### DIRECTIONS FOR THIS TASK:
Each line below should be quoted exactly, please.

### INFORMATION SUPPLIED:
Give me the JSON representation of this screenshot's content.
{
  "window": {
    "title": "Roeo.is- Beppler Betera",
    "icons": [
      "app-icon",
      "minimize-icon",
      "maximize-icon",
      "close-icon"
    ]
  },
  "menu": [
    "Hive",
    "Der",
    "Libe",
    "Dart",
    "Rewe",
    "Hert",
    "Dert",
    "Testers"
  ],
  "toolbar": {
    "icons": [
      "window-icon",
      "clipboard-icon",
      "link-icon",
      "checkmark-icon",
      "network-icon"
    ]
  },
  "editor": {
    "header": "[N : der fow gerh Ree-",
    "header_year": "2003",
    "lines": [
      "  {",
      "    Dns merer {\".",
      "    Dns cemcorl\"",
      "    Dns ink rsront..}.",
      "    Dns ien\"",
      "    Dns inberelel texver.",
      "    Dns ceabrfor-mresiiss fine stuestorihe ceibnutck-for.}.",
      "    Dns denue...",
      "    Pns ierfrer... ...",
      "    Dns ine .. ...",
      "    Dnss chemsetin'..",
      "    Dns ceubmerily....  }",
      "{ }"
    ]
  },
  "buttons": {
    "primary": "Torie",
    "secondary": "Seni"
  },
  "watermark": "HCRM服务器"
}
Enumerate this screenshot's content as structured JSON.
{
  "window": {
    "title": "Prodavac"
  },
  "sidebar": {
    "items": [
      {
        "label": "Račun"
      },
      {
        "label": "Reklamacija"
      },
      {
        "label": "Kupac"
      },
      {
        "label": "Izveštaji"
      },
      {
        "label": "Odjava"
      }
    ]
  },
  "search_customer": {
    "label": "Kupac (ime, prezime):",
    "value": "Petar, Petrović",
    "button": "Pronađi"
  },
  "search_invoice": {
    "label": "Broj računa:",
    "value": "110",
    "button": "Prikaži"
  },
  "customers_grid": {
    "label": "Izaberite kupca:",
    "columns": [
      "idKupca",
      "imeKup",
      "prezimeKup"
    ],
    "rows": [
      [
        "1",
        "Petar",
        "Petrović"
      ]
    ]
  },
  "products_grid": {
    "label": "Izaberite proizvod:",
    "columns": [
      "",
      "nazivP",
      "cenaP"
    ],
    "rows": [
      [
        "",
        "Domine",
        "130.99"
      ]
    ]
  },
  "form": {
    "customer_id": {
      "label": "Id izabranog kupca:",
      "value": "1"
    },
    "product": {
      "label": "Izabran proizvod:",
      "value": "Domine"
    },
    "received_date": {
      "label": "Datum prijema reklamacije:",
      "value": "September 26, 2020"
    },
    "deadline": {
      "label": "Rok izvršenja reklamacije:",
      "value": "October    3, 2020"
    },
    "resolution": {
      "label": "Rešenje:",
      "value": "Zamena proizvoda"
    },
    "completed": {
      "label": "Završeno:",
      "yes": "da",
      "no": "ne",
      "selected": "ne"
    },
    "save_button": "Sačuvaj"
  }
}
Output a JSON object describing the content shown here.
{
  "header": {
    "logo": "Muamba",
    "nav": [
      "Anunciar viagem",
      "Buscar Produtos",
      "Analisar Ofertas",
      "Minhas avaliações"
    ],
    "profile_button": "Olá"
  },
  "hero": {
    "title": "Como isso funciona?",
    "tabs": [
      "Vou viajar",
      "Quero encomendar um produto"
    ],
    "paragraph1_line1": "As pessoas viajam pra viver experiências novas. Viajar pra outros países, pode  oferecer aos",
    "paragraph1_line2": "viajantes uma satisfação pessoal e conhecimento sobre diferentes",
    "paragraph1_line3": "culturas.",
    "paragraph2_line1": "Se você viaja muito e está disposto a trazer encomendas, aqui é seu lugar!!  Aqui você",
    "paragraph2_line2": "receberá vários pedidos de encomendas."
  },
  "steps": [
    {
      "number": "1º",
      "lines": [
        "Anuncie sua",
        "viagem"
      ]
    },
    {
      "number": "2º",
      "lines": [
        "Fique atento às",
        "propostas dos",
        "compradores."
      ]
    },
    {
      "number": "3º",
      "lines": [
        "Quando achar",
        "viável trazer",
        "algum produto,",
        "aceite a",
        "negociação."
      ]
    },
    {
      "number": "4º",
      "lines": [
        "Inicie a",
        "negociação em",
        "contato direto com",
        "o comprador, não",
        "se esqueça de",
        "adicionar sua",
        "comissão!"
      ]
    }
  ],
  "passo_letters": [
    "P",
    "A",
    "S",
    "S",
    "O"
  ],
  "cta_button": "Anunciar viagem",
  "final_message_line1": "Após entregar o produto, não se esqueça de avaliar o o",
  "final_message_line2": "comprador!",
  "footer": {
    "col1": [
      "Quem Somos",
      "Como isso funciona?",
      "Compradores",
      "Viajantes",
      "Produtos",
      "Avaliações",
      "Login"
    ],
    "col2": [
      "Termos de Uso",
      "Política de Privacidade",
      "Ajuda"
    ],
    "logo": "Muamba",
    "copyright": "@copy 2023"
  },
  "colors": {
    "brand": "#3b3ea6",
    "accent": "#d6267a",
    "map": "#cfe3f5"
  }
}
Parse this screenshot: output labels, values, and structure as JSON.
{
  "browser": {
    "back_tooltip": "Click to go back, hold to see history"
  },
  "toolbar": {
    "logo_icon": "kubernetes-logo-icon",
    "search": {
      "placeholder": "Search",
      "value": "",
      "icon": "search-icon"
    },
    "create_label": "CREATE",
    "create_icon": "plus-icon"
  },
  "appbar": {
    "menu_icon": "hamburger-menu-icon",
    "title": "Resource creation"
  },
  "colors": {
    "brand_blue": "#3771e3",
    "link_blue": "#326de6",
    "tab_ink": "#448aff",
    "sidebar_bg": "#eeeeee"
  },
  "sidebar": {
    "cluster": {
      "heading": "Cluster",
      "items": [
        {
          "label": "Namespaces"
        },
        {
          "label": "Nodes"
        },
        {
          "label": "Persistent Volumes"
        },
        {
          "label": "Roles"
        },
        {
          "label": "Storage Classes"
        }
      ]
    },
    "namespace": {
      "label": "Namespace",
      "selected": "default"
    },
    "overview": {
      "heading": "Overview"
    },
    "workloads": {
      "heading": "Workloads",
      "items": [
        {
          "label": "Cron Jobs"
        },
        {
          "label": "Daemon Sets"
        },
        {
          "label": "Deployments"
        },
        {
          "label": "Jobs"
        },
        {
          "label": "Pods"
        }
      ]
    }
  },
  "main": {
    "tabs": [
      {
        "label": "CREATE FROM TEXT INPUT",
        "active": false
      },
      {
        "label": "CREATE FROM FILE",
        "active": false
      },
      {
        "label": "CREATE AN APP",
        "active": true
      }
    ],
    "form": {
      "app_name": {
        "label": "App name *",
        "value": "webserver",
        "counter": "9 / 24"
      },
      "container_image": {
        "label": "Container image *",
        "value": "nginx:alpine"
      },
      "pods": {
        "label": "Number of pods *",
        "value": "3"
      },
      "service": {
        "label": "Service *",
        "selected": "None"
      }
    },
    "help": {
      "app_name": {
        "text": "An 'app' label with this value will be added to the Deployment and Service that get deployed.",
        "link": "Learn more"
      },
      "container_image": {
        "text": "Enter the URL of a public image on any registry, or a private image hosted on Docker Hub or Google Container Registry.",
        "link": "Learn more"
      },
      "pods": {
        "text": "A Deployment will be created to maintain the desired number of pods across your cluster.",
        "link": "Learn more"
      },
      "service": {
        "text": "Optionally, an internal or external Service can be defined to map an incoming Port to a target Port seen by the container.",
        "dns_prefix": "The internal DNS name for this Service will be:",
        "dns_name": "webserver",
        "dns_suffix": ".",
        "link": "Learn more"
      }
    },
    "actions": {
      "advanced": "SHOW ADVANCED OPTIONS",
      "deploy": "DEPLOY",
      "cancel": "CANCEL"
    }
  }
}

### COMPLETE ANSWER:
Give me the JSON representation of this screenshot's content.
{
  "window": {
    "title": "Roeo.is- Beppler Betera",
    "icons": [
      "app-icon",
      "minimize-icon",
      "maximize-icon",
      "close-icon"
    ]
  },
  "menu": [
    "Hive",
    "Der",
    "Libe",
    "Dart",
    "Rewe",
    "Hert",
    "Dert",
    "Testers"
  ],
  "toolbar": {
    "icons": [
      "window-icon",
      "clipboard-icon",
      "link-icon",
      "checkmark-icon",
      "network-icon"
    ]
  },
  "editor": {
    "header": "[N : der fow gerh Ree-",
    "header_year": "2003",
    "lines": [
      "  {",
      "    Dns merer {\".",
      "    Dns cemcorl\"",
      "    Dns ink rsront..}.",
      "    Dns ien\"",
      "    Dns inberelel texver.",
      "    Dns ceabrfor-mresiiss fine stuestorihe ceibnutck-for.}.",
      "    Dns denue...",
      "    Pns ierfrer... ...",
      "    Dns ine .. ...",
      "    Dnss chemsetin'..",
      "    Dns ceubmerily....  }",
      "{ }"
    ]
  },
  "buttons": {
    "primary": "Torie",
    "secondary": "Seni"
  },
  "watermark": "HCRM服务器"
}
Enumerate this screenshot's content as structured JSON.
{
  "window": {
    "title": "Prodavac"
  },
  "sidebar": {
    "items": [
      {
        "label": "Račun"
      },
      {
        "label": "Reklamacija"
      },
      {
        "label": "Kupac"
      },
      {
        "label": "Izveštaji"
      },
      {
        "label": "Odjava"
      }
    ]
  },
  "search_customer": {
    "label": "Kupac (ime, prezime):",
    "value": "Petar, Petrović",
    "button": "Pronađi"
  },
  "search_invoice": {
    "label": "Broj računa:",
    "value": "110",
    "button": "Prikaži"
  },
  "customers_grid": {
    "label": "Izaberite kupca:",
    "columns": [
      "idKupca",
      "imeKup",
      "prezimeKup"
    ],
    "rows": [
      [
        "1",
        "Petar",
        "Petrović"
      ]
    ]
  },
  "products_grid": {
    "label": "Izaberite proizvod:",
    "columns": [
      "",
      "nazivP",
      "cenaP"
    ],
    "rows": [
      [
        "",
        "Domine",
        "130.99"
      ]
    ]
  },
  "form": {
    "customer_id": {
      "label": "Id izabranog kupca:",
      "value": "1"
    },
    "product": {
      "label": "Izabran proizvod:",
      "value": "Domine"
    },
    "received_date": {
      "label": "Datum prijema reklamacije:",
      "value": "September 26, 2020"
    },
    "deadline": {
      "label": "Rok izvršenja reklamacije:",
      "value": "October    3, 2020"
    },
    "resolution": {
      "label": "Rešenje:",
      "value": "Zamena proizvoda"
    },
    "completed": {
      "label": "Završeno:",
      "yes": "da",
      "no": "ne",
      "selected": "ne"
    },
    "save_button": "Sačuvaj"
  }
}
Output a JSON object describing the content shown here.
{
  "header": {
    "logo": "Muamba",
    "nav": [
      "Anunciar viagem",
      "Buscar Produtos",
      "Analisar Ofertas",
      "Minhas avaliações"
    ],
    "profile_button": "Olá"
  },
  "hero": {
    "title": "Como isso funciona?",
    "tabs": [
      "Vou viajar",
      "Quero encomendar um produto"
    ],
    "paragraph1_line1": "As pessoas viajam pra viver experiências novas. Viajar pra outros países, pode  oferecer aos",
    "paragraph1_line2": "viajantes uma satisfação pessoal e conhecimento sobre diferentes",
    "paragraph1_line3": "culturas.",
    "paragraph2_line1": "Se você viaja muito e está disposto a trazer encomendas, aqui é seu lugar!!  Aqui você",
    "paragraph2_line2": "receberá vários pedidos de encomendas."
  },
  "steps": [
    {
      "number": "1º",
      "lines": [
        "Anuncie sua",
        "viagem"
      ]
    },
    {
      "number": "2º",
      "lines": [
        "Fique atento às",
        "propostas dos",
        "compradores."
      ]
    },
    {
      "number": "3º",
      "lines": [
        "Quando achar",
        "viável trazer",
        "algum produto,",
        "aceite a",
        "negociação."
      ]
    },
    {
      "number": "4º",
      "lines": [
        "Inicie a",
        "negociação em",
        "contato direto com",
        "o comprador, não",
        "se esqueça de",
        "adicionar sua",
        "comissão!"
      ]
    }
  ],
  "passo_letters": [
    "P",
    "A",
    "S",
    "S",
    "O"
  ],
  "cta_button": "Anunciar viagem",
  "final_message_line1": "Após entregar o produto, não se esqueça de avaliar o o",
  "final_message_line2": "comprador!",
  "footer": {
    "col1": [
      "Quem Somos",
      "Como isso funciona?",
      "Compradores",
      "Viajantes",
      "Produtos",
      "Avaliações",
      "Login"
    ],
    "col2": [
      "Termos de Uso",
      "Política de Privacidade",
      "Ajuda"
    ],
    "logo": "Muamba",
    "copyright": "@copy 2023"
  },
  "colors": {
    "brand": "#3b3ea6",
    "accent": "#d6267a",
    "map": "#cfe3f5"
  }
}
Parse this screenshot: output labels, values, and structure as JSON.
{
  "browser": {
    "back_tooltip": "Click to go back, hold to see history"
  },
  "toolbar": {
    "logo_icon": "kubernetes-logo-icon",
    "search": {
      "placeholder": "Search",
      "value": "",
      "icon": "search-icon"
    },
    "create_label": "CREATE",
    "create_icon": "plus-icon"
  },
  "appbar": {
    "menu_icon": "hamburger-menu-icon",
    "title": "Resource creation"
  },
  "colors": {
    "brand_blue": "#3771e3",
    "link_blue": "#326de6",
    "tab_ink": "#448aff",
    "sidebar_bg": "#eeeeee"
  },
  "sidebar": {
    "cluster": {
      "heading": "Cluster",
      "items": [
        {
          "label": "Namespaces"
        },
        {
          "label": "Nodes"
        },
        {
          "label": "Persistent Volumes"
        },
        {
          "label": "Roles"
        },
        {
          "label": "Storage Classes"
        }
      ]
    },
    "namespace": {
      "label": "Namespace",
      "selected": "default"
    },
    "overview": {
      "heading": "Overview"
    },
    "workloads": {
      "heading": "Workloads",
      "items": [
        {
          "label": "Cron Jobs"
        },
        {
          "label": "Daemon Sets"
        },
        {
          "label": "Deployments"
        },
        {
          "label": "Jobs"
        },
        {
          "label": "Pods"
        }
      ]
    }
  },
  "main": {
    "tabs": [
      {
        "label": "CREATE FROM TEXT INPUT",
        "active": false
      },
      {
        "label": "CREATE FROM FILE",
        "active": false
      },
      {
        "label": "CREATE AN APP",
        "active": true
      }
    ],
    "form": {
      "app_name": {
        "label": "App name *",
        "value": "webserver",
        "counter": "9 / 24"
      },
      "container_image": {
        "label": "Container image *",
        "value": "nginx:alpine"
      },
      "pods": {
        "label": "Number of pods *",
        "value": "3"
      },
      "service": {
        "label": "Service *",
        "selected": "None"
      }
    },
    "help": {
      "app_name": {
        "text": "An 'app' label with this value will be added to the Deployment and Service that get deployed.",
        "link": "Learn more"
      },
      "container_image": {
        "text": "Enter the URL of a public image on any registry, or a private image hosted on Docker Hub or Google Container Registry.",
        "link": "Learn more"
      },
      "pods": {
        "text": "A Deployment will be created to maintain the desired number of pods across your cluster.",
        "link": "Learn more"
      },
      "service": {
        "text": "Optionally, an internal or external Service can be defined to map an incoming Port to a target Port seen by the container.",
        "dns_prefix": "The internal DNS name for this Service will be:",
        "dns_name": "webserver",
        "dns_suffix": ".",
        "link": "Learn more"
      }
    },
    "actions": {
      "advanced": "SHOW ADVANCED OPTIONS",
      "deploy": "DEPLOY",
      "cancel": "CANCEL"
    }
  }
}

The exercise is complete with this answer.